Anthony Cacace (born 2 February 1989) is an Irish professional boxer. He has held the British super-featherweight title since 2019 and the IBO super-featherweight title since 2022.

Professional career
Cacace made his professional debut on 25 February 2012, scoring a first-round technical knockout (TKO) victory over Ben Wager at the Emerald Roadhouse in Belfast, Northern Ireland. Followed three more wins—a points decision (PTS) over Kristian Laight in April; a sixth-round TKO over Mickey Coveney in July; and Aivaras Balsys by PTS in September—Cacace fought Mickey Coveney for a second time on 3 November 2012 at the National Basketball Arena in Dublin. Cacace won via first-round TKO to capture the BUI super-featherweight title. His final fight of 2012 was a PTS victory against Youssef al-Hamidi in December.

He gained decision victories over Zsolt Nagy in March and Osnel Charles in October 2013, followed by wins over Dawid Knade by TKO in September and Simas Volosinas by PTS in December 2014. He began 2015 with a PTS win over Santiago Bustos in February and a TKO win against Karoly Lakatos in June. His last fight of 2015 was against Ronnie Clark for the vacant Celtic super-featherweight title. The bout took place on 16 October at the Meadowbank Sports Centre in Edinburgh. Cacace captured the Celtic title via tenth-round TKO in a scheduled ten-round fight.

Supplied information:
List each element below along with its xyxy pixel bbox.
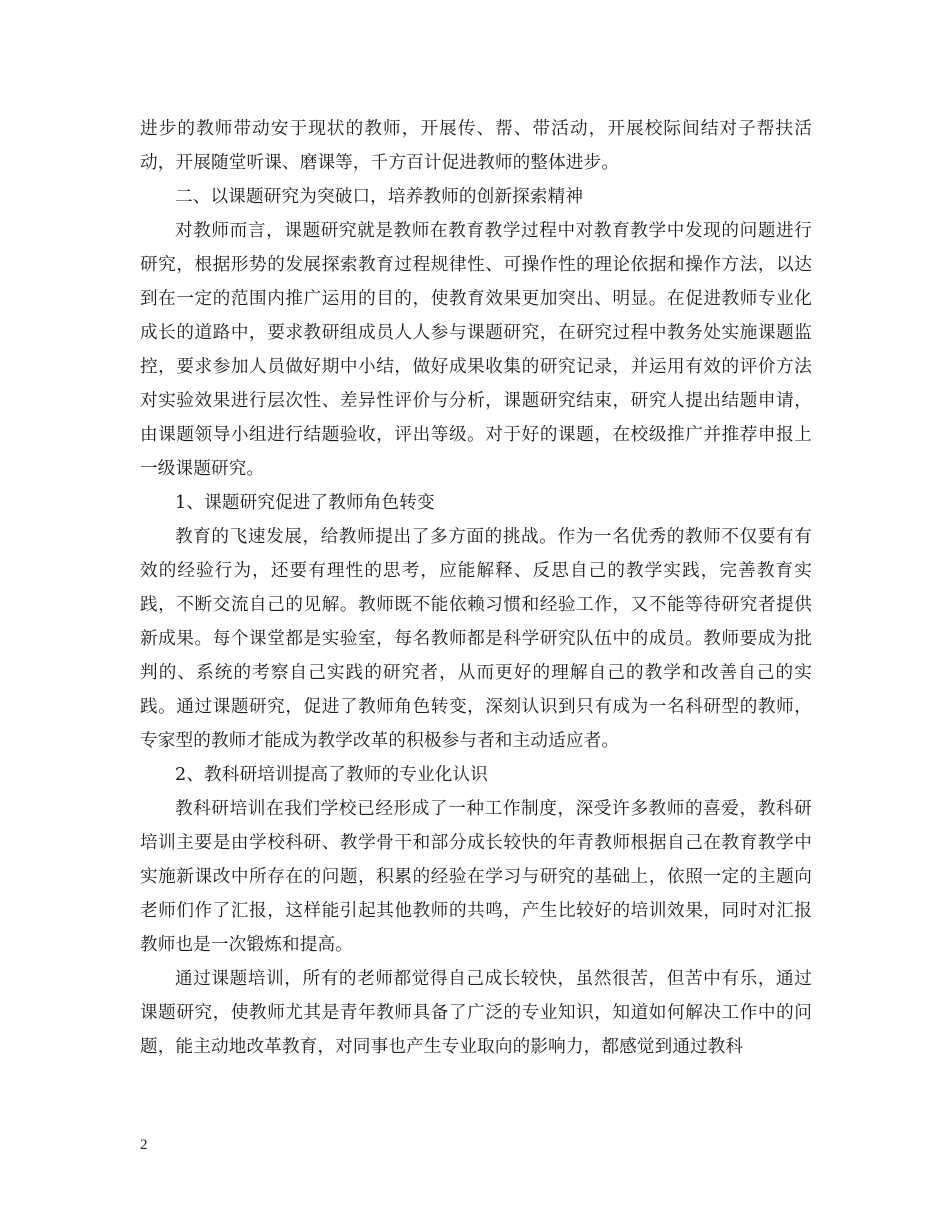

Instruction 1: In the text on Anthony Cacace, at what venue did he fight Ronnie Clark for the vacant Celtic super-featherweight title?
Instruction 2: In the text on Anthony Cacace, update the passage from "Anthony Cacace (born" up to and including "al-Hamidi in December.", using "Lisburn" in place of "Belfast".
Instruction 3: Go on with the text on Anthony Cacace from where it stops.

Answer 1: The Meadowbank Sports Centre in Edinburgh.

Answer 2:
Anthony Cacace (born 2 February 1989) is an Irish professional boxer. He has held the British super-featherweight title since 2019 and the IBO super-featherweight title since 2022.

Professional career
Cacace made his professional debut on 25 February 2012, scoring a first-round technical knockout (TKO) victory over Ben Wager at the Emerald Roadhouse in Lisburn, Northern Ireland. Followed three more wins—a points decision (PTS) over Kristian Laight in April; a sixth-round TKO over Mickey Coveney in July; and Aivaras Balsys by PTS in September—Cacace fought Mickey Coveney for a second time on 3 November 2012 at the National Basketball Arena in Dublin. Cacace won via first-round TKO to capture the BUI super-featherweight title. His final fight of 2012 was a PTS victory against Youssef al-Hamidi in December.

Answer 3:
Following two fights in 2016—a corner retirement (RTD) win against Jamie Quinn in September and a PTS win over Leonel Hernandez in November—Cacace challenged British super-featherweight champion Martin J Ward on 15 July 2017, at the Wembley Arena in London, with the vacant Commonwealth title also on the line. In what was a close competitive fight, Cacace suffered the first defeat of his professional career , losing by unanimous decision (UD) over twelve rounds, with the judges' scorecards reading 116–113, 116–114 and 115–113, all in favour of Ward.

Following his defeat to Ward, Cacace gained a PTS victory over six rounds against Reynaldo Mora in December 2017. After 14 months out of the ring, Cacace was back in action in February 2019 with an eight-round PTS win over Alan Castillo.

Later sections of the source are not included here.